Count how many lines include "wavy" and answer with that number only.

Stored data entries
|---|

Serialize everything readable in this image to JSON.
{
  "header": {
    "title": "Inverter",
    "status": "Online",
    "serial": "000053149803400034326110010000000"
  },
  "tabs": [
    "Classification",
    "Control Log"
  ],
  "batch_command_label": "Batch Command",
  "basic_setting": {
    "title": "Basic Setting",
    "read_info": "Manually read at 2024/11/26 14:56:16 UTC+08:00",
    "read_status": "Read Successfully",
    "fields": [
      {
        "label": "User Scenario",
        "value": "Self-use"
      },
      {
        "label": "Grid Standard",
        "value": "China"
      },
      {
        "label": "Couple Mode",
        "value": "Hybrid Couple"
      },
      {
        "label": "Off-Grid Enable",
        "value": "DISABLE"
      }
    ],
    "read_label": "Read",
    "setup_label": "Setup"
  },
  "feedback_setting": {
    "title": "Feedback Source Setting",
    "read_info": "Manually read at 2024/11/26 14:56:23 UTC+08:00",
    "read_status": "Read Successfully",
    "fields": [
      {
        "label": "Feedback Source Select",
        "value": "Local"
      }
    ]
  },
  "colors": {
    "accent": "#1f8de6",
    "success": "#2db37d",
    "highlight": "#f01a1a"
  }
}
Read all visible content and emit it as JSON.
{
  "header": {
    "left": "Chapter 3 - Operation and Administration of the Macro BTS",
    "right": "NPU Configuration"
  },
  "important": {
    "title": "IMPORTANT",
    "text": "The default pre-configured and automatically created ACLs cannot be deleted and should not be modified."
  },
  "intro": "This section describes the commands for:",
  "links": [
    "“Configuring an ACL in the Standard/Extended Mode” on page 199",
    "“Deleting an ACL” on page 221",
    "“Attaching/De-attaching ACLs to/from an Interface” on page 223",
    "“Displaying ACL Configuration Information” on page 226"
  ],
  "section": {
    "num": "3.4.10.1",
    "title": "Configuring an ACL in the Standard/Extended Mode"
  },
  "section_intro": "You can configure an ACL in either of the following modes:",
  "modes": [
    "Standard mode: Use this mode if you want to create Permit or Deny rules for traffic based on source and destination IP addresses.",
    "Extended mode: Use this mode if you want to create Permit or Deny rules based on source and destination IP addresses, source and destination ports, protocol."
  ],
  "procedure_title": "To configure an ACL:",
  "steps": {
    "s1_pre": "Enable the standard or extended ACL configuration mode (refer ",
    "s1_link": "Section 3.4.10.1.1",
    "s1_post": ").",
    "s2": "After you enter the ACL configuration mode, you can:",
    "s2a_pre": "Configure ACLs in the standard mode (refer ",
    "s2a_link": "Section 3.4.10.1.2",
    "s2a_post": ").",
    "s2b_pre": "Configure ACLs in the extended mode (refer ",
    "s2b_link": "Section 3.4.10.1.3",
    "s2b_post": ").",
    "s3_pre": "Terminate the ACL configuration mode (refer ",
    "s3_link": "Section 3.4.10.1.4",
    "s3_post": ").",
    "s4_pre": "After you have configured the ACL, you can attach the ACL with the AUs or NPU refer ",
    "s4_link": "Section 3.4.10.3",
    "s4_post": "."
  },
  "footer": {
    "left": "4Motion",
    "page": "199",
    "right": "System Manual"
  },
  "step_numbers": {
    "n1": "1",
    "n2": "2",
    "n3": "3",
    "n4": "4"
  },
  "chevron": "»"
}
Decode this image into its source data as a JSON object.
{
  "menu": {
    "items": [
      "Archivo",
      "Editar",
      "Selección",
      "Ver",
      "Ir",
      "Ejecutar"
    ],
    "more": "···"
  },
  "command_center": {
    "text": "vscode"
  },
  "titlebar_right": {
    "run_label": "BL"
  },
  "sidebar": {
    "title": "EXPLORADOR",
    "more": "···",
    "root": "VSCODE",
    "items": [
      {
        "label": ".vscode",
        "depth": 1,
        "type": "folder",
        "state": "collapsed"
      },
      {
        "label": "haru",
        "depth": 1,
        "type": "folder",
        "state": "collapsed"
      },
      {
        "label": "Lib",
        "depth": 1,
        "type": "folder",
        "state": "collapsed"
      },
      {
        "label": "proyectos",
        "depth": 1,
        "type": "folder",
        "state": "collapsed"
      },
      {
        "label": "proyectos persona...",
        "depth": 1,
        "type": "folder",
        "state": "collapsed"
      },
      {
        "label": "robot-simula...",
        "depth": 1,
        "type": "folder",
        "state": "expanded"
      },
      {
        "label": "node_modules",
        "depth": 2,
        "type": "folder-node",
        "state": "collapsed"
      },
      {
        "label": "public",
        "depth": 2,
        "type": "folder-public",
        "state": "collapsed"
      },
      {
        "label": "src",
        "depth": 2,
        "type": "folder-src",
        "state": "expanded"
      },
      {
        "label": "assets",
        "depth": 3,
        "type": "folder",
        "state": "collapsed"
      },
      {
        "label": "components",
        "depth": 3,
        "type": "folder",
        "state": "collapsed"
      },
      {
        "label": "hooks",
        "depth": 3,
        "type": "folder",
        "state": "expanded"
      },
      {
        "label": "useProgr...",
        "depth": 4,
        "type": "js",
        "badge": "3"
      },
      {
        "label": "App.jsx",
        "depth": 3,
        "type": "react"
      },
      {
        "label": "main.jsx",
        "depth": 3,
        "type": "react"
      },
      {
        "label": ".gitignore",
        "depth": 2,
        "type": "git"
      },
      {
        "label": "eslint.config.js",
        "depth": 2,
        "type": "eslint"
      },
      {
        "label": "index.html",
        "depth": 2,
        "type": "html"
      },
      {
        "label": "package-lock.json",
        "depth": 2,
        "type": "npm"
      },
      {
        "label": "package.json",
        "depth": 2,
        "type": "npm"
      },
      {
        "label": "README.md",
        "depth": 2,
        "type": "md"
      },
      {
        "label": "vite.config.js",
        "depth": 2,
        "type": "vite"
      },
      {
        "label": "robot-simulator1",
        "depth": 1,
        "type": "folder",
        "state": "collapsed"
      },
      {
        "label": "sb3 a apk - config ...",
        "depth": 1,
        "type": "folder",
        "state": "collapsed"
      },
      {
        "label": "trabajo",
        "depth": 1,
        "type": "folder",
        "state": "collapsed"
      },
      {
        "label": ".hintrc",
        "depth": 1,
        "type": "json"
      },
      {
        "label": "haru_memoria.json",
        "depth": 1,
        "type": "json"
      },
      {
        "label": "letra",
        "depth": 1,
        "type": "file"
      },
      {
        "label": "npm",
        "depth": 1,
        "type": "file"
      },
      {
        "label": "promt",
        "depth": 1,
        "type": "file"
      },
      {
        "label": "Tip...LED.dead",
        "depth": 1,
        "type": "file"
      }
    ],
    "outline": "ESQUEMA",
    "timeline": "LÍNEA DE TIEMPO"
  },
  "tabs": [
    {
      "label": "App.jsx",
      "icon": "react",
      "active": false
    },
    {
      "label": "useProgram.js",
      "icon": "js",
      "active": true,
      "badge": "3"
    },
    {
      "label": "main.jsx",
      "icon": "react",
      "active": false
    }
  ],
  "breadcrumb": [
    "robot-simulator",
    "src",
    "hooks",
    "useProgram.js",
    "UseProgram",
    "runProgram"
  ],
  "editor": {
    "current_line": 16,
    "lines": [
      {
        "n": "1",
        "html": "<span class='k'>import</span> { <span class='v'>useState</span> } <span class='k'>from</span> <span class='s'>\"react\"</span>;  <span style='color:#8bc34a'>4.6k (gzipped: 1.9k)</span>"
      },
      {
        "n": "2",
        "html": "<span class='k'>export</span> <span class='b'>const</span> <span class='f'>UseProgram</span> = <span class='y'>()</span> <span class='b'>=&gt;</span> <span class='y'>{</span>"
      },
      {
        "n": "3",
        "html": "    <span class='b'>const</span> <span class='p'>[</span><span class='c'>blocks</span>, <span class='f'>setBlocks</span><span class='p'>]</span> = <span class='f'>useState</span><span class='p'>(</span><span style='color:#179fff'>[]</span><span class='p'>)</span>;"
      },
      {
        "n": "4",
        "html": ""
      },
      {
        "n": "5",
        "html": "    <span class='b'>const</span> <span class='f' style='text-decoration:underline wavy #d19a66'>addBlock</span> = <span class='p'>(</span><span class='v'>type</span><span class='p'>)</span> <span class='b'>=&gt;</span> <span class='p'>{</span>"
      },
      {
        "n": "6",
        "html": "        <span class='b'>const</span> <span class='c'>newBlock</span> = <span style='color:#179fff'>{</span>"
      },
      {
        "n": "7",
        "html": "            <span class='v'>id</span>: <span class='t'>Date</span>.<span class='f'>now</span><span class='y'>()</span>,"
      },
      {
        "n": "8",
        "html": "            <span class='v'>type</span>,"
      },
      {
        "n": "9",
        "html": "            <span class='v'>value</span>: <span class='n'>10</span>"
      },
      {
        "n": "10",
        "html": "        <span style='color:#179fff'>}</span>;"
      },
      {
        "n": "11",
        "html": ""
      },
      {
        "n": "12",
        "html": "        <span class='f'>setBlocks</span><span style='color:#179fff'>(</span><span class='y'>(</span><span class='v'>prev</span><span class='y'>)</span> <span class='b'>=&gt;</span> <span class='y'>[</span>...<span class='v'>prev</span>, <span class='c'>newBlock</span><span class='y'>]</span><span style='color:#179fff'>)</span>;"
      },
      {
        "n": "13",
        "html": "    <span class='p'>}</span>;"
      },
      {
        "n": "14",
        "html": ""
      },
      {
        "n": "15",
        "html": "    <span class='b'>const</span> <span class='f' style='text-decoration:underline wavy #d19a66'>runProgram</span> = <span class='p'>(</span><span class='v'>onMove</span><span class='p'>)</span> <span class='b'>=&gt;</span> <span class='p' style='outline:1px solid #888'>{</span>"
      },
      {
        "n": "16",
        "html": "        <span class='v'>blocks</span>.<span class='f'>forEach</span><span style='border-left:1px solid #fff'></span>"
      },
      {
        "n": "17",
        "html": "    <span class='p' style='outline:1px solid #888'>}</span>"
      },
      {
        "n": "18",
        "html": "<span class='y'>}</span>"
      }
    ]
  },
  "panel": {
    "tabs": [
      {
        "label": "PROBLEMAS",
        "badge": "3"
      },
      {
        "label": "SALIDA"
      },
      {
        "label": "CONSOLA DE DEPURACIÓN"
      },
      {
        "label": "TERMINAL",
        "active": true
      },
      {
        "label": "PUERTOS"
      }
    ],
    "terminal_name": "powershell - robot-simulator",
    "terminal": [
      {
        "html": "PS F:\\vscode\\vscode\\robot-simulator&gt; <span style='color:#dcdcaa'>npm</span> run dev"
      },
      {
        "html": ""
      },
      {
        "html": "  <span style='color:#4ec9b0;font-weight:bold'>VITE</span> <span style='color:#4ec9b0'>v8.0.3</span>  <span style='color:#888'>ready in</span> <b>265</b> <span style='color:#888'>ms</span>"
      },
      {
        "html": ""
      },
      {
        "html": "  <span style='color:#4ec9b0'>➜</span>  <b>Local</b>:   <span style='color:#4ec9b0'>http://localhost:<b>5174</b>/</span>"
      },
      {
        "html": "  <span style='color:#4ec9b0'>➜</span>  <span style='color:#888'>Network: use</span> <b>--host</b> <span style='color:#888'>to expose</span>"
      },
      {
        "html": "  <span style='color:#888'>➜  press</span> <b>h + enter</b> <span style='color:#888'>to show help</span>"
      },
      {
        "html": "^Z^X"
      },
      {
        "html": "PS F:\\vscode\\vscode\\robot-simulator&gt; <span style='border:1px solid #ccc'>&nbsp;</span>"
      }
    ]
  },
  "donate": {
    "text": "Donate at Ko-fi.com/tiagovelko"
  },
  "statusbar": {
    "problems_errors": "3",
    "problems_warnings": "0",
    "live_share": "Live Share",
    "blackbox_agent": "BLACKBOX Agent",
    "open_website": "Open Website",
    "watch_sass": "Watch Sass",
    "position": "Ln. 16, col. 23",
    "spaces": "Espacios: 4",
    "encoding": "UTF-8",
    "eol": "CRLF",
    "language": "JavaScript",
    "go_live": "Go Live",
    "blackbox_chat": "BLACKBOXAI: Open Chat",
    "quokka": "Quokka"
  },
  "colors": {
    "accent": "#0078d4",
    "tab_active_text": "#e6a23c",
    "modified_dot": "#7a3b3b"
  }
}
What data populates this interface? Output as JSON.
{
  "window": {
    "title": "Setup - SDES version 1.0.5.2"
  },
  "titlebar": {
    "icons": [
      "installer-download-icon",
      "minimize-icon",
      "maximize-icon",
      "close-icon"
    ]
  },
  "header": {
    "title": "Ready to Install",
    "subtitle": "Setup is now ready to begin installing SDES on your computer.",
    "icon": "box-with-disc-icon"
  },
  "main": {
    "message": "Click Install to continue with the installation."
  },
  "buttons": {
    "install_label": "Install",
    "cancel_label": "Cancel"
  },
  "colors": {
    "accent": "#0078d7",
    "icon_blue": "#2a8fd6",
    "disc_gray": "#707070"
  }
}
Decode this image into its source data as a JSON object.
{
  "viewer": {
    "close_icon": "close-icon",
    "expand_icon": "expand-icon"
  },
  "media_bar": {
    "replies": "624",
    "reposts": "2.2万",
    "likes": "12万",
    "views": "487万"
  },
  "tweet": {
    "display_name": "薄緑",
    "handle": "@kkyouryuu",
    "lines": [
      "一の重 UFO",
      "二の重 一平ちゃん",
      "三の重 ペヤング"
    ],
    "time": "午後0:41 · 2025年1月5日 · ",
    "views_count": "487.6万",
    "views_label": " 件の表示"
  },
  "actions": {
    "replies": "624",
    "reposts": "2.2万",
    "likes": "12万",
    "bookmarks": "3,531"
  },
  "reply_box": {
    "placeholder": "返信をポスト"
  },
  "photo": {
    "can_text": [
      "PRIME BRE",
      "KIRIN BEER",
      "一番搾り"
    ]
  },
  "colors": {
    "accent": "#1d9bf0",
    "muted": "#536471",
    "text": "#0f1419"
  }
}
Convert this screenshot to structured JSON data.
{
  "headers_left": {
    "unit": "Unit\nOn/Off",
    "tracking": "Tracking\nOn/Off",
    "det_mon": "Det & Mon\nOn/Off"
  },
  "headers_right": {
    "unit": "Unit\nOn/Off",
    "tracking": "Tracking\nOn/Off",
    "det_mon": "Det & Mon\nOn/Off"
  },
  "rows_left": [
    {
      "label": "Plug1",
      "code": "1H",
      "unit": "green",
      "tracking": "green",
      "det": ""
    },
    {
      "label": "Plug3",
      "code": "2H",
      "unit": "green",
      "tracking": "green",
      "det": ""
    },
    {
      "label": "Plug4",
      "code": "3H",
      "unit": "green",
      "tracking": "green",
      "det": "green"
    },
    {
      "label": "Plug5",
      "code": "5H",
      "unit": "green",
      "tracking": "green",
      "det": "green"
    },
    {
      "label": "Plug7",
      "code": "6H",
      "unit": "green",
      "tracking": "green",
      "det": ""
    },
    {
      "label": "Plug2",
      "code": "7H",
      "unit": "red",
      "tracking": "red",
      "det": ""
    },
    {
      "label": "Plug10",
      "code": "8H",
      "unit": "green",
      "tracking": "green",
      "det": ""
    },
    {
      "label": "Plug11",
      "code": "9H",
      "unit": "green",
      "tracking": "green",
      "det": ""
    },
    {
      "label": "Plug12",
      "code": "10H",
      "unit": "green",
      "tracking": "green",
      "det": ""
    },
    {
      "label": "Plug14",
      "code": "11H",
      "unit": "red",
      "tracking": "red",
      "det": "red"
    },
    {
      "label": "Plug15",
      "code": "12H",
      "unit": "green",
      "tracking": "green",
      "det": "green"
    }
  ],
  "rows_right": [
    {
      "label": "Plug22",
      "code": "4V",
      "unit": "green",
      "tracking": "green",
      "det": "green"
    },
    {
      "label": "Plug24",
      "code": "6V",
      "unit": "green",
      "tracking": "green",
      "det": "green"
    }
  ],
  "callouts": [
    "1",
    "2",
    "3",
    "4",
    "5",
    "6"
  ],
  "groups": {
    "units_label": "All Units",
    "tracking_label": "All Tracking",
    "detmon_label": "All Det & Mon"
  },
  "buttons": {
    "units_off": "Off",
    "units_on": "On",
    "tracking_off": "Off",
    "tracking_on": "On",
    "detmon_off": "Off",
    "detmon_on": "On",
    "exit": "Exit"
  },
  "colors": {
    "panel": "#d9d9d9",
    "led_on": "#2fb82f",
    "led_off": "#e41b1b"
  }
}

|---|

• _Result for this exercise_
2